Saved entries:
START
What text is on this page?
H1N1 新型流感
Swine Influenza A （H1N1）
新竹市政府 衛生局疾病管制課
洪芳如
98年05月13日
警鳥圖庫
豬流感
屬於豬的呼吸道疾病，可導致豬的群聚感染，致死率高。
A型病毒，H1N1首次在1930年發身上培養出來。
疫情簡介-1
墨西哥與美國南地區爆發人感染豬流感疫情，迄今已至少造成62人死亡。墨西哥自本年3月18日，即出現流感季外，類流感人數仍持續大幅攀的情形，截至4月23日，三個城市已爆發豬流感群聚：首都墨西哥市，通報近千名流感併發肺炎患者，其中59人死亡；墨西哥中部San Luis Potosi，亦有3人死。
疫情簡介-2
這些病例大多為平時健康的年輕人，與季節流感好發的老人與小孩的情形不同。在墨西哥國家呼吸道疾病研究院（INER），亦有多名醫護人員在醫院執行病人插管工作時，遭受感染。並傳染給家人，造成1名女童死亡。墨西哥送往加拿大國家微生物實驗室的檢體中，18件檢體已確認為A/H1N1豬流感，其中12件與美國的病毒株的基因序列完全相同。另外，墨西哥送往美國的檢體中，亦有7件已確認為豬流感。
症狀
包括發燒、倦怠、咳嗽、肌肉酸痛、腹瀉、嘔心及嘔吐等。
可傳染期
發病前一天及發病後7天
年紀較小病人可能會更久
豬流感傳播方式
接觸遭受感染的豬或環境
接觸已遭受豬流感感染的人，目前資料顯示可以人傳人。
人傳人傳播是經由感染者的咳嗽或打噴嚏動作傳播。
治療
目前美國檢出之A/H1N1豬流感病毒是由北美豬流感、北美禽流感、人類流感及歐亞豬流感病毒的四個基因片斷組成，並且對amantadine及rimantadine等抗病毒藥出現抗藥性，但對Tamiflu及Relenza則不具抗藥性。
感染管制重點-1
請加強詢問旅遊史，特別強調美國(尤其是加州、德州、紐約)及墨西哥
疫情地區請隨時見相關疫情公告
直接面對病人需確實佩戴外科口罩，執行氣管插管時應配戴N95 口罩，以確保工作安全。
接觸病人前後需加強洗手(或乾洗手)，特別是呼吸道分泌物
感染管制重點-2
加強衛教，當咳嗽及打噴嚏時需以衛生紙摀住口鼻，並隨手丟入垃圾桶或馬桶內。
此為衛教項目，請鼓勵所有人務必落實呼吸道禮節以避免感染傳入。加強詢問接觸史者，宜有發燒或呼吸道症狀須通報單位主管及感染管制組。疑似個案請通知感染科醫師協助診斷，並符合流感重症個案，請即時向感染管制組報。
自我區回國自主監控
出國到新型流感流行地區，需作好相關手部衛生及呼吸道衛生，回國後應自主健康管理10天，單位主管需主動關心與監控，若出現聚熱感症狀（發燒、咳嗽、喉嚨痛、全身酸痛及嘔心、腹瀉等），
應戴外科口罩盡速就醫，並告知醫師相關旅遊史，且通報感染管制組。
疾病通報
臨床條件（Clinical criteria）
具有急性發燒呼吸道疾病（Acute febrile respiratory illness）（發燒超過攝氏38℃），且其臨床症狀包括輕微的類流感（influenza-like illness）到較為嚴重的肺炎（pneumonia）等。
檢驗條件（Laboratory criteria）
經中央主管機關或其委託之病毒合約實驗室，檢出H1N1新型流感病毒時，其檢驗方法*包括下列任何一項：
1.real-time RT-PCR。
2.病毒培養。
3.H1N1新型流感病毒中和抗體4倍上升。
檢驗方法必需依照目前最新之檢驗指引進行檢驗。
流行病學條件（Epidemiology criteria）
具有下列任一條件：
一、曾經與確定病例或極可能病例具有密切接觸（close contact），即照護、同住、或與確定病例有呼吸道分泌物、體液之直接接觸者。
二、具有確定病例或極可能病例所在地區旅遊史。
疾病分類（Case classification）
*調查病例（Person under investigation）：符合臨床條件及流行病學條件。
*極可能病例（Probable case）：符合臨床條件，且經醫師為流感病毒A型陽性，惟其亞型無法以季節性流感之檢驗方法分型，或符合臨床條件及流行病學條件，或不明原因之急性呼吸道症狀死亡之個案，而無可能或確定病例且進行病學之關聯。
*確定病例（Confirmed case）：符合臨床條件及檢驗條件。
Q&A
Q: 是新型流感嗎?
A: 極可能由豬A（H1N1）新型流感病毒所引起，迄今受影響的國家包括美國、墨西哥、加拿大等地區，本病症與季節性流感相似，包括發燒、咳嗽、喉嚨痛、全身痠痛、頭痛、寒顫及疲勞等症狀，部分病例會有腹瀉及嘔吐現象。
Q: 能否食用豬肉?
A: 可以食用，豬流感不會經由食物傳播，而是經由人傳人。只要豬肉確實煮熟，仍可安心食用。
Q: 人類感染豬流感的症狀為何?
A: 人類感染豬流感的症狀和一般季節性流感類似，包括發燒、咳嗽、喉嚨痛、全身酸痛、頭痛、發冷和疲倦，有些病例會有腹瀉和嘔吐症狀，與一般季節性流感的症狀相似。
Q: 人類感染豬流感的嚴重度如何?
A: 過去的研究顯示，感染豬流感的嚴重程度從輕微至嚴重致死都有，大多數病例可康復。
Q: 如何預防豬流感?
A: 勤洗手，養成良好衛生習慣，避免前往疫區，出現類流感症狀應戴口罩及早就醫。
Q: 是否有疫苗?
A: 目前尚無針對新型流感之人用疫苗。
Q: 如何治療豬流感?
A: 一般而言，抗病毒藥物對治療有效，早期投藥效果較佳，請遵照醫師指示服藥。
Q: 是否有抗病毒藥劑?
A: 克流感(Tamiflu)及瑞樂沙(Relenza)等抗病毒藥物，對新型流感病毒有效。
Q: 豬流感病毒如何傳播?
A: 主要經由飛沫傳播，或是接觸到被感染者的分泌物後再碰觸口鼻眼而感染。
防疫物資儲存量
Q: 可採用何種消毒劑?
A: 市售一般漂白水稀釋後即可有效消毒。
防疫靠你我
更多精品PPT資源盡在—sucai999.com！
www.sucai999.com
END
BRIEF: Copy out each line of the records where the string "包括發燒" appears.

WORKED ANSWER:
包括發燒、倦怠、咳嗽、肌肉酸痛、腹瀉、嘔心及嘔吐等。
A: 極可能由豬A（H1N1）新型流感病毒所引起，迄今受影響的國家包括美國、墨西哥、加拿大等地區，本病症與季節性流感相似，包括發燒、咳嗽、喉嚨痛、全身痠痛、頭痛、寒顫及疲勞等症狀，部分病例會有腹瀉及嘔吐現象。
A: 人類感染豬流感的症狀和一般季節性流感類似，包括發燒、咳嗽、喉嚨痛、全身酸痛、頭痛、發冷和疲倦，有些病例會有腹瀉和嘔吐症狀，與一般季節性流感的症狀相似。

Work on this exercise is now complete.